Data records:
>> START

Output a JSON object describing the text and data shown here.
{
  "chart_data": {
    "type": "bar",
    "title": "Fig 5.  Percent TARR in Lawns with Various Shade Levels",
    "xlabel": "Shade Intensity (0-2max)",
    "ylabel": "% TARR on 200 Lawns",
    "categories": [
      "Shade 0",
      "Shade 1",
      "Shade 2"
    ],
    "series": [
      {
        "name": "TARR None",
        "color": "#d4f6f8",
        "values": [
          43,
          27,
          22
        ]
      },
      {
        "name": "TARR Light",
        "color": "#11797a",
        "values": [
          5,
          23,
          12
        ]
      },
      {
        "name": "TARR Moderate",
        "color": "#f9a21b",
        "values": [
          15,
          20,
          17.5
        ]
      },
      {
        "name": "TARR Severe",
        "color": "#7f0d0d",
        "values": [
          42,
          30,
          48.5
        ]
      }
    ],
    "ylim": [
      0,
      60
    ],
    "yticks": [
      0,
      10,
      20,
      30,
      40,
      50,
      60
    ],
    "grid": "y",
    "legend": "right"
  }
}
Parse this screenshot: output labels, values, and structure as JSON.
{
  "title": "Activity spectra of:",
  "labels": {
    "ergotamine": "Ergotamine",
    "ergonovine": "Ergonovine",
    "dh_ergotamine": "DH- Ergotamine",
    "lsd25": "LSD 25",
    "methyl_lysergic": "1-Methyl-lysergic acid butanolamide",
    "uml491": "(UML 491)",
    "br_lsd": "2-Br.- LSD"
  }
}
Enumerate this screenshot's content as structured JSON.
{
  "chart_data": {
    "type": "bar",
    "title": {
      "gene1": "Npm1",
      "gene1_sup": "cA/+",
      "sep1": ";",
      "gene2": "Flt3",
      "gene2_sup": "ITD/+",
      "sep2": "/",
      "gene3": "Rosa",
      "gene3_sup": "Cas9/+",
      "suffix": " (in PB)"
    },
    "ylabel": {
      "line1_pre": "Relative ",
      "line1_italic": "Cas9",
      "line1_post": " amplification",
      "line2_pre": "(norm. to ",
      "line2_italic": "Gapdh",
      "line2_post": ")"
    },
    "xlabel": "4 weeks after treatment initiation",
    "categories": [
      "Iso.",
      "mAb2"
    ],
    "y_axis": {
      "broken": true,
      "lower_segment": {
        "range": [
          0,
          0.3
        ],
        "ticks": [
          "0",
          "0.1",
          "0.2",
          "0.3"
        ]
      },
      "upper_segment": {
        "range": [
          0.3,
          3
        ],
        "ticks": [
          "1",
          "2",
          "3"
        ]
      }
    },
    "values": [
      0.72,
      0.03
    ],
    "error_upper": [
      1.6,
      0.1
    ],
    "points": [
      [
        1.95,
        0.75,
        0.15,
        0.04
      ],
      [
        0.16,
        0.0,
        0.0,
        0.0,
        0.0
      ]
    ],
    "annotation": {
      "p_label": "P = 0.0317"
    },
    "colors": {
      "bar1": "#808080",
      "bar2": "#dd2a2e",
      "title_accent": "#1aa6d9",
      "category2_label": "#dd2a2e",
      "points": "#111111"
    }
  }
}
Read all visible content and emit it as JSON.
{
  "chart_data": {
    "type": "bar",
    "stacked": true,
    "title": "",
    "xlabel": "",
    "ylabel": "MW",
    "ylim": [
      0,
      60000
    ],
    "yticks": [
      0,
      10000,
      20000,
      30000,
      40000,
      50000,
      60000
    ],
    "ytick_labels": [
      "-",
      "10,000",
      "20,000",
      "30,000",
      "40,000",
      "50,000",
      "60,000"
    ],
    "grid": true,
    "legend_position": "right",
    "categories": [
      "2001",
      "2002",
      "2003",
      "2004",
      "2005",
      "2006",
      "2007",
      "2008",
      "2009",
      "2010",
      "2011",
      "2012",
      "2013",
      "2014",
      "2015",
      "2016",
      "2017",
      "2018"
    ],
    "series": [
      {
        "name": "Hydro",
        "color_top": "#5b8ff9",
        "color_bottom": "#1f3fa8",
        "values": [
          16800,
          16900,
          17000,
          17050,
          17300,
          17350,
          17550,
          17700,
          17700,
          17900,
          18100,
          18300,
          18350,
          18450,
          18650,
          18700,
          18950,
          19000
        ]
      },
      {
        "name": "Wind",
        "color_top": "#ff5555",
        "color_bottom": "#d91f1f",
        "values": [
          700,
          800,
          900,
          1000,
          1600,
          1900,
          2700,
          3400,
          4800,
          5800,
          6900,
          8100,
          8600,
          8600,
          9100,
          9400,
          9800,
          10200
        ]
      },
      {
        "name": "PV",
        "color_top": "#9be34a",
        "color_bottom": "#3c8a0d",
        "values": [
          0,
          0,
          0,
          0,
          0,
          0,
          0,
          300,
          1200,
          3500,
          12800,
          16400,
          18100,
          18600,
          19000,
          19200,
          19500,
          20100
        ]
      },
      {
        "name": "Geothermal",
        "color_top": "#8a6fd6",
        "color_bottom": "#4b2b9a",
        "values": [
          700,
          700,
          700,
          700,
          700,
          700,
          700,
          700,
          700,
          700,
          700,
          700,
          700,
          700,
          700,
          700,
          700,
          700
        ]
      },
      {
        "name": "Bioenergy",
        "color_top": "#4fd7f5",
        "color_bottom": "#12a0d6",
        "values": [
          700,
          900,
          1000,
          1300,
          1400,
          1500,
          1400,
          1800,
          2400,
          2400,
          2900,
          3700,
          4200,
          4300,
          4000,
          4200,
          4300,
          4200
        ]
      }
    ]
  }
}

>> END

▶ _Stated exercise_
Print the records above in full, exactly.

▶ _Full output_
Output a JSON object describing the text and data shown here.
{
  "chart_data": {
    "type": "bar",
    "title": "Fig 5.  Percent TARR in Lawns with Various Shade Levels",
    "xlabel": "Shade Intensity (0-2max)",
    "ylabel": "% TARR on 200 Lawns",
    "categories": [
      "Shade 0",
      "Shade 1",
      "Shade 2"
    ],
    "series": [
      {
        "name": "TARR None",
        "color": "#d4f6f8",
        "values": [
          43,
          27,
          22
        ]
      },
      {
        "name": "TARR Light",
        "color": "#11797a",
        "values": [
          5,
          23,
          12
        ]
      },
      {
        "name": "TARR Moderate",
        "color": "#f9a21b",
        "values": [
          15,
          20,
          17.5
        ]
      },
      {
        "name": "TARR Severe",
        "color": "#7f0d0d",
        "values": [
          42,
          30,
          48.5
        ]
      }
    ],
    "ylim": [
      0,
      60
    ],
    "yticks": [
      0,
      10,
      20,
      30,
      40,
      50,
      60
    ],
    "grid": "y",
    "legend": "right"
  }
}
Parse this screenshot: output labels, values, and structure as JSON.
{
  "title": "Activity spectra of:",
  "labels": {
    "ergotamine": "Ergotamine",
    "ergonovine": "Ergonovine",
    "dh_ergotamine": "DH- Ergotamine",
    "lsd25": "LSD 25",
    "methyl_lysergic": "1-Methyl-lysergic acid butanolamide",
    "uml491": "(UML 491)",
    "br_lsd": "2-Br.- LSD"
  }
}
Enumerate this screenshot's content as structured JSON.
{
  "chart_data": {
    "type": "bar",
    "title": {
      "gene1": "Npm1",
      "gene1_sup": "cA/+",
      "sep1": ";",
      "gene2": "Flt3",
      "gene2_sup": "ITD/+",
      "sep2": "/",
      "gene3": "Rosa",
      "gene3_sup": "Cas9/+",
      "suffix": " (in PB)"
    },
    "ylabel": {
      "line1_pre": "Relative ",
      "line1_italic": "Cas9",
      "line1_post": " amplification",
      "line2_pre": "(norm. to ",
      "line2_italic": "Gapdh",
      "line2_post": ")"
    },
    "xlabel": "4 weeks after treatment initiation",
    "categories": [
      "Iso.",
      "mAb2"
    ],
    "y_axis": {
      "broken": true,
      "lower_segment": {
        "range": [
          0,
          0.3
        ],
        "ticks": [
          "0",
          "0.1",
          "0.2",
          "0.3"
        ]
      },
      "upper_segment": {
        "range": [
          0.3,
          3
        ],
        "ticks": [
          "1",
          "2",
          "3"
        ]
      }
    },
    "values": [
      0.72,
      0.03
    ],
    "error_upper": [
      1.6,
      0.1
    ],
    "points": [
      [
        1.95,
        0.75,
        0.15,
        0.04
      ],
      [
        0.16,
        0.0,
        0.0,
        0.0,
        0.0
      ]
    ],
    "annotation": {
      "p_label": "P = 0.0317"
    },
    "colors": {
      "bar1": "#808080",
      "bar2": "#dd2a2e",
      "title_accent": "#1aa6d9",
      "category2_label": "#dd2a2e",
      "points": "#111111"
    }
  }
}
Read all visible content and emit it as JSON.
{
  "chart_data": {
    "type": "bar",
    "stacked": true,
    "title": "",
    "xlabel": "",
    "ylabel": "MW",
    "ylim": [
      0,
      60000
    ],
    "yticks": [
      0,
      10000,
      20000,
      30000,
      40000,
      50000,
      60000
    ],
    "ytick_labels": [
      "-",
      "10,000",
      "20,000",
      "30,000",
      "40,000",
      "50,000",
      "60,000"
    ],
    "grid": true,
    "legend_position": "right",
    "categories": [
      "2001",
      "2002",
      "2003",
      "2004",
      "2005",
      "2006",
      "2007",
      "2008",
      "2009",
      "2010",
      "2011",
      "2012",
      "2013",
      "2014",
      "2015",
      "2016",
      "2017",
      "2018"
    ],
    "series": [
      {
        "name": "Hydro",
        "color_top": "#5b8ff9",
        "color_bottom": "#1f3fa8",
        "values": [
          16800,
          16900,
          17000,
          17050,
          17300,
          17350,
          17550,
          17700,
          17700,
          17900,
          18100,
          18300,
          18350,
          18450,
          18650,
          18700,
          18950,
          19000
        ]
      },
      {
        "name": "Wind",
        "color_top": "#ff5555",
        "color_bottom": "#d91f1f",
        "values": [
          700,
          800,
          900,
          1000,
          1600,
          1900,
          2700,
          3400,
          4800,
          5800,
          6900,
          8100,
          8600,
          8600,
          9100,
          9400,
          9800,
          10200
        ]
      },
      {
        "name": "PV",
        "color_top": "#9be34a",
        "color_bottom": "#3c8a0d",
        "values": [
          0,
          0,
          0,
          0,
          0,
          0,
          0,
          300,
          1200,
          3500,
          12800,
          16400,
          18100,
          18600,
          19000,
          19200,
          19500,
          20100
        ]
      },
      {
        "name": "Geothermal",
        "color_top": "#8a6fd6",
        "color_bottom": "#4b2b9a",
        "values": [
          700,
          700,
          700,
          700,
          700,
          700,
          700,
          700,
          700,
          700,
          700,
          700,
          700,
          700,
          700,
          700,
          700,
          700
        ]
      },
      {
        "name": "Bioenergy",
        "color_top": "#4fd7f5",
        "color_bottom": "#12a0d6",
        "values": [
          700,
          900,
          1000,
          1300,
          1400,
          1500,
          1400,
          1800,
          2400,
          2400,
          2900,
          3700,
          4200,
          4300,
          4000,
          4200,
          4300,
          4200
        ]
      }
    ]
  }
}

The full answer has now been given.